(Task prompt): Carry over every entry exactly as written, though not the pictures it contains.

(Data to examine):
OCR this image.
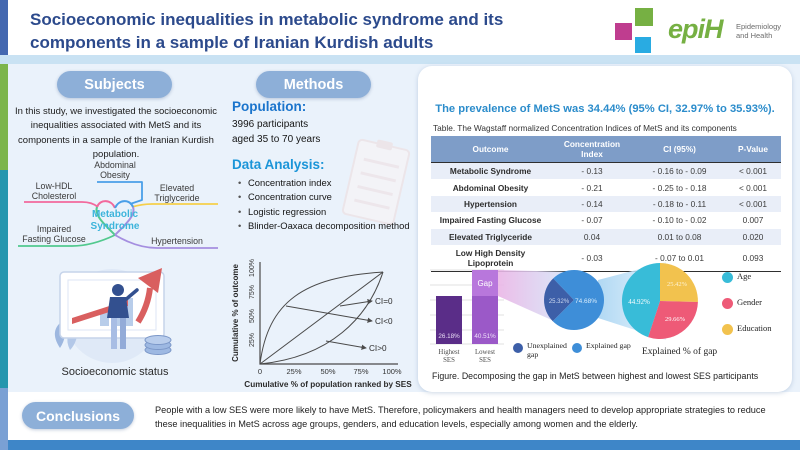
Socioeconomic inequalities in metabolic syndrome and its components in a sample of Iranian Kurdish adults	epiH Epidemiology
and Health
Subjects	Methods
In this study, we investigated the socioeconomic inequalities associated with MetS and its components in a sample of the Iranian Kurdish population.
Abdominal
Obesity
Low-HDL
Cholesterol
Elevated
Triglyceride
Impaired
Fasting Glucose	Hypertension
Metabolic
Syndrome
Socioeconomic status
Population:
3996 participants
aged 35 to 70 years
Data Analysis:
• Concentration index
• Concentration curve
• Logistic regression
• Blinder-Oaxaca decomposition method
CI=0
CI<0
CI>0
25%
50%
75%
100%
0	25%	50% 75% 100%
Cumulative % of outcome
Cumulative % of population ranked by SES
The prevalence of MetS was 34.44% (95% CI, 32.97% to 35.93%).
Table. The Wagstaff normalized Concentration Indices of MetS and its components
Outcome	Concentration Index	CI (95%)	P-Value
Metabolic Syndrome	- 0.13	- 0.16 to - 0.09	< 0.001
Abdominal Obesity	- 0.21	- 0.25 to - 0.18	< 0.001
Hypertension	- 0.14	- 0.18 to - 0.11	< 0.001
Impaired Fasting Glucose	- 0.07	- 0.10 to - 0.02	0.007
Elevated Triglyceride	0.04	0.01 to 0.08	0.020
Low High Density Lipoprotein	- 0.03	- 0.07 to 0.01	0.093
Gap
26.18% 40.51%
Highest
SES
Lowest
SES
25.32% 74.68%	44.92%
29.66%
25.42%
Unexplained gap
Explained gap
Explained % of gap
Age
Gender
Education
Figure. Decomposing the gap in MetS between highest and lowest SES participants
Conclusions	People with a low SES were more likely to have MetS. Therefore, policymakers and health managers need to develop appropriate strategies to reduce these inequalities in MetS across age groups, genders, and education levels, especially among women and the elderly.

(Response area):
OCR this image.
Socioeconomic inequalities in metabolic syndrome and its components in a sample of Iranian Kurdish adults	epiH Epidemiology
and Health
Subjects	Methods
In this study, we investigated the socioeconomic inequalities associated with MetS and its components in a sample of the Iranian Kurdish population.
Abdominal
Obesity
Low-HDL
Cholesterol
Elevated
Triglyceride
Impaired
Fasting Glucose	Hypertension
Metabolic
Syndrome
Socioeconomic status
Population:
3996 participants
aged 35 to 70 years
Data Analysis:
• Concentration index
• Concentration curve
• Logistic regression
• Blinder-Oaxaca decomposition method
CI=0
CI<0
CI>0
25%
50%
75%
100%
0	25%	50% 75% 100%
Cumulative % of outcome
Cumulative % of population ranked by SES
The prevalence of MetS was 34.44% (95% CI, 32.97% to 35.93%).
Table. The Wagstaff normalized Concentration Indices of MetS and its components
Outcome	Concentration Index	CI (95%)	P-Value
Metabolic Syndrome	- 0.13	- 0.16 to - 0.09	< 0.001
Abdominal Obesity	- 0.21	- 0.25 to - 0.18	< 0.001
Hypertension	- 0.14	- 0.18 to - 0.11	< 0.001
Impaired Fasting Glucose	- 0.07	- 0.10 to - 0.02	0.007
Elevated Triglyceride	0.04	0.01 to 0.08	0.020
Low High Density Lipoprotein	- 0.03	- 0.07 to 0.01	0.093
Gap
26.18% 40.51%
Highest
SES
Lowest
SES
25.32% 74.68%	44.92%
29.66%
25.42%
Unexplained gap
Explained gap
Explained % of gap
Age
Gender
Education
Figure. Decomposing the gap in MetS between highest and lowest SES participants
Conclusions	People with a low SES were more likely to have MetS. Therefore, policymakers and health managers need to develop appropriate strategies to reduce these inequalities in MetS across age groups, genders, and education levels, especially among women and the elderly.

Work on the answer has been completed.